= ENTRIES =

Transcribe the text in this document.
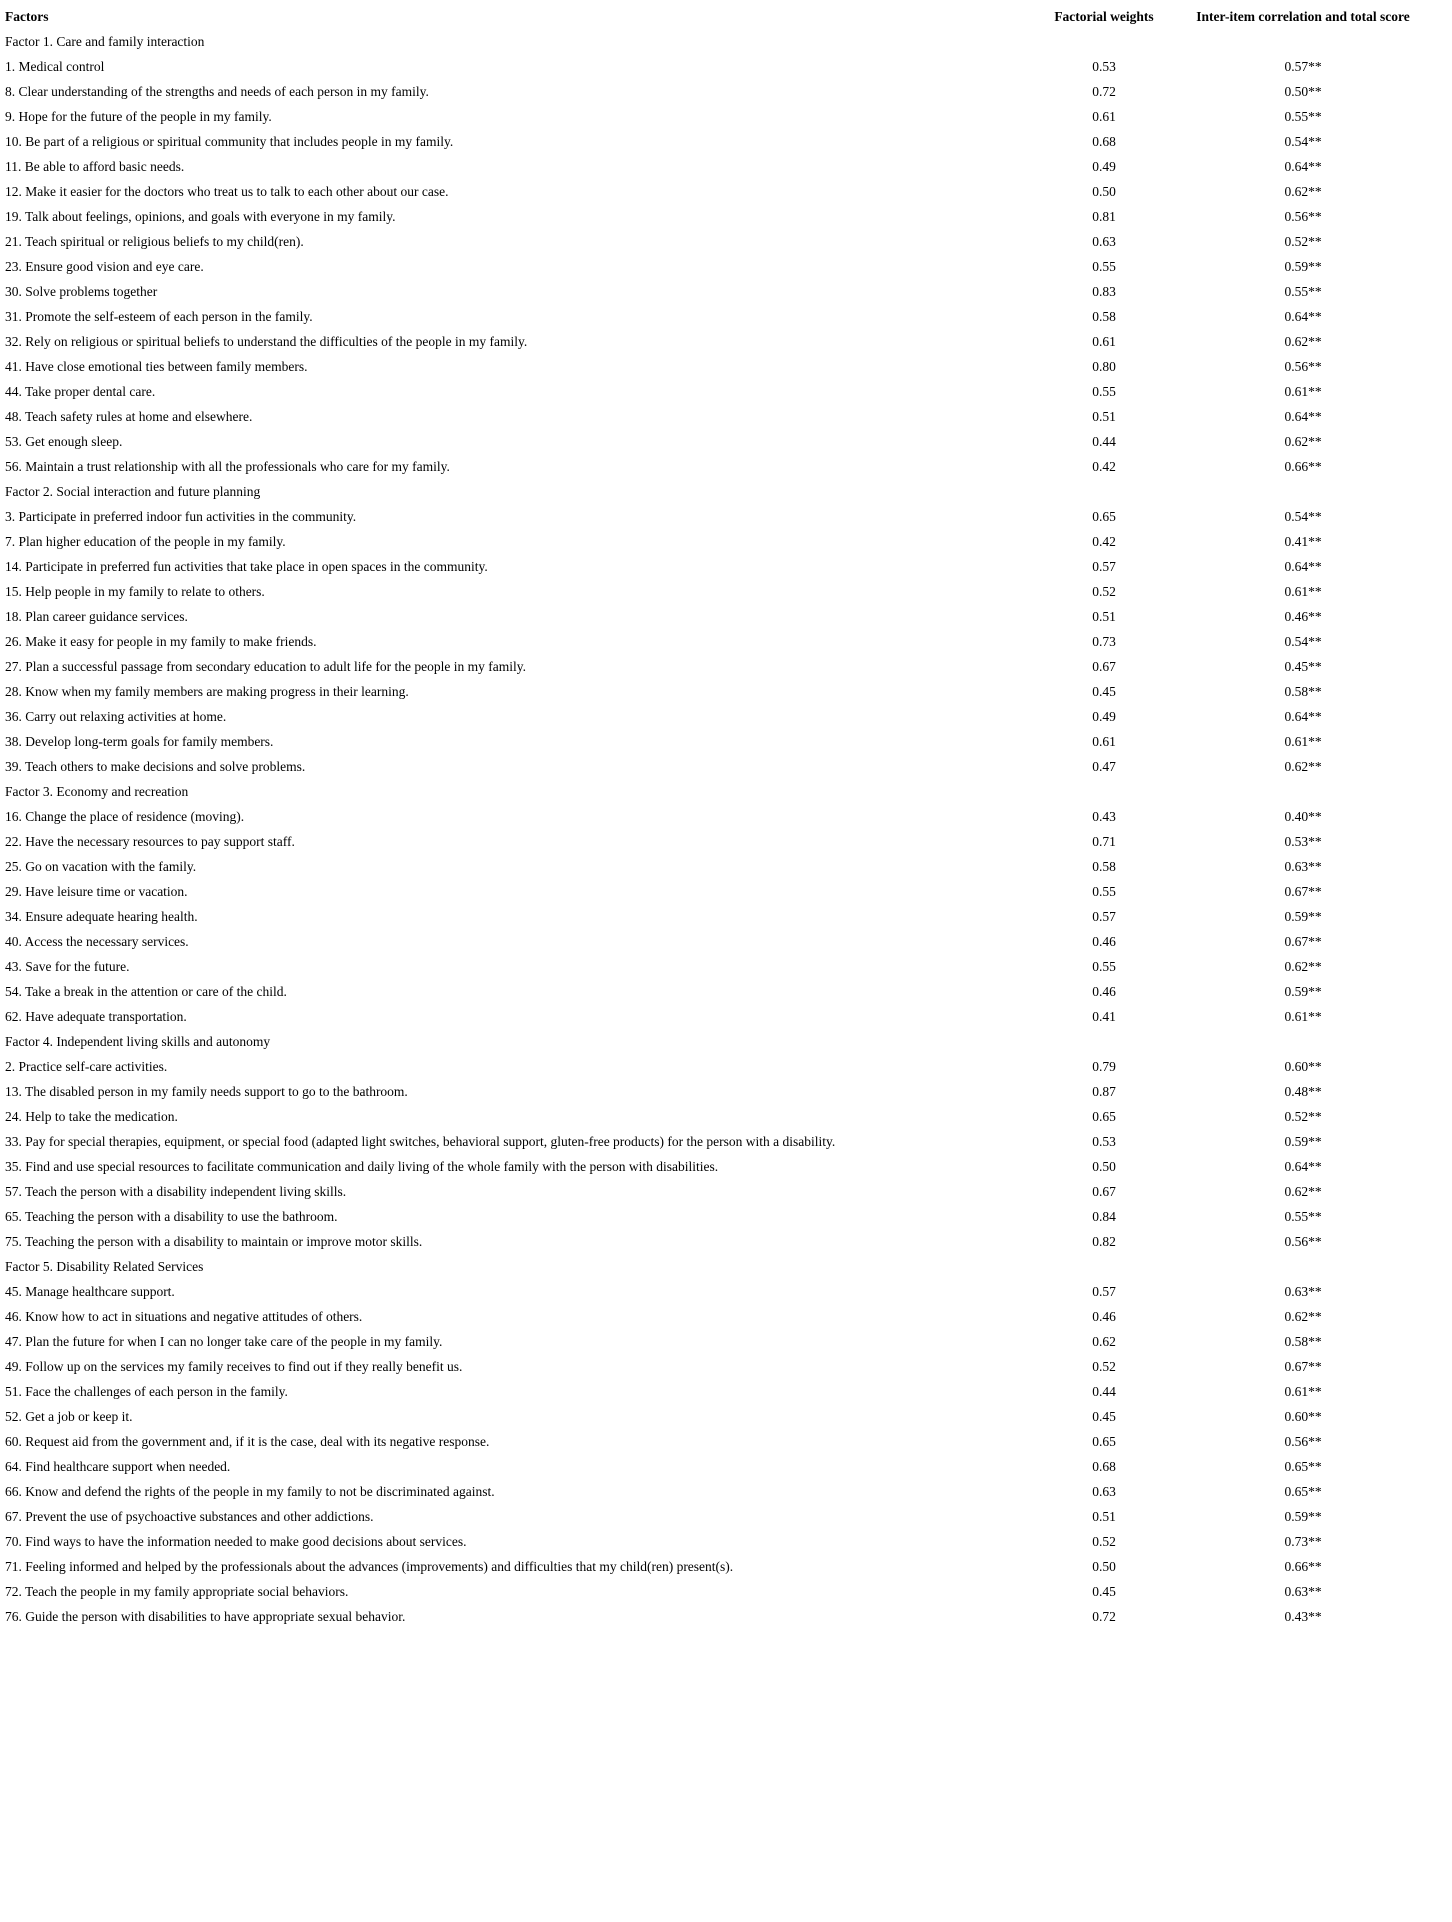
Factors	Factorial weights	Inter-item correlation and total score
Factor 1. Care and family interaction
1. Medical control	0.53	0.57**
8. Clear understanding of the strengths and needs of each person in my family.	0.72	0.50**
9. Hope for the future of the people in my family.	0.61	0.55**
10. Be part of a religious or spiritual community that includes people in my family.	0.68	0.54**
11. Be able to afford basic needs.	0.49	0.64**
12. Make it easier for the doctors who treat us to talk to each other about our case.	0.50	0.62**
19. Talk about feelings, opinions, and goals with everyone in my family.	0.81	0.56**
21. Teach spiritual or religious beliefs to my child(ren).	0.63	0.52**
23. Ensure good vision and eye care.	0.55	0.59**
30. Solve problems together	0.83	0.55**
31. Promote the self-esteem of each person in the family.	0.58	0.64**
32. Rely on religious or spiritual beliefs to understand the difficulties of the people in my family.	0.61	0.62**
41. Have close emotional ties between family members.	0.80	0.56**
44. Take proper dental care.	0.55	0.61**
48. Teach safety rules at home and elsewhere.	0.51	0.64**
53. Get enough sleep.	0.44	0.62**
56. Maintain a trust relationship with all the professionals who care for my family.	0.42	0.66**
Factor 2. Social interaction and future planning
3. Participate in preferred indoor fun activities in the community.	0.65	0.54**
7. Plan higher education of the people in my family.	0.42	0.41**
14. Participate in preferred fun activities that take place in open spaces in the community.	0.57	0.64**
15. Help people in my family to relate to others.	0.52	0.61**
18. Plan career guidance services.	0.51	0.46**
26. Make it easy for people in my family to make friends.	0.73	0.54**
27. Plan a successful passage from secondary education to adult life for the people in my family.	0.67	0.45**
28. Know when my family members are making progress in their learning.	0.45	0.58**
36. Carry out relaxing activities at home.	0.49	0.64**
38. Develop long-term goals for family members.	0.61	0.61**
39. Teach others to make decisions and solve problems.	0.47	0.62**
Factor 3. Economy and recreation
16. Change the place of residence (moving).	0.43	0.40**
22. Have the necessary resources to pay support staff.	0.71	0.53**
25. Go on vacation with the family.	0.58	0.63**
29. Have leisure time or vacation.	0.55	0.67**
34. Ensure adequate hearing health.	0.57	0.59**
40. Access the necessary services.	0.46	0.67**
43. Save for the future.	0.55	0.62**
54. Take a break in the attention or care of the child.	0.46	0.59**
62. Have adequate transportation.	0.41	0.61**
Factor 4. Independent living skills and autonomy
2. Practice self-care activities.	0.79	0.60**
13. The disabled person in my family needs support to go to the bathroom.	0.87	0.48**
24. Help to take the medication.	0.65	0.52**
33. Pay for special therapies, equipment, or special food (adapted light switches, behavioral support, gluten-free products) for the person with a disability.	0.53	0.59**
35. Find and use special resources to facilitate communication and daily living of the whole family with the person with disabilities.	0.50	0.64**
57. Teach the person with a disability independent living skills.	0.67	0.62**
65. Teaching the person with a disability to use the bathroom.	0.84	0.55**
75. Teaching the person with a disability to maintain or improve motor skills.	0.82	0.56**
Factor 5. Disability Related Services
45. Manage healthcare support.	0.57	0.63**
46. Know how to act in situations and negative attitudes of others.	0.46	0.62**
47. Plan the future for when I can no longer take care of the people in my family.	0.62	0.58**
49. Follow up on the services my family receives to find out if they really benefit us.	0.52	0.67**
51. Face the challenges of each person in the family.	0.44	0.61**
52. Get a job or keep it.	0.45	0.60**
60. Request aid from the government and, if it is the case, deal with its negative response.	0.65	0.56**
64. Find healthcare support when needed.	0.68	0.65**
66. Know and defend the rights of the people in my family to not be discriminated against.	0.63	0.65**
67. Prevent the use of psychoactive substances and other addictions.	0.51	0.59**
70. Find ways to have the information needed to make good decisions about services.	0.52	0.73**
71. Feeling informed and helped by the professionals about the advances (improvements) and difficulties that my child(ren) present(s).	0.50	0.66**
72. Teach the people in my family appropriate social behaviors.	0.45	0.63**
76. Guide the person with disabilities to have appropriate sexual behavior.	0.72	0.43**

= WRITTEN REQUEST =
Scan the records above and report how many lines include the word "needs", without any other text.

= IN RESPONSE =
3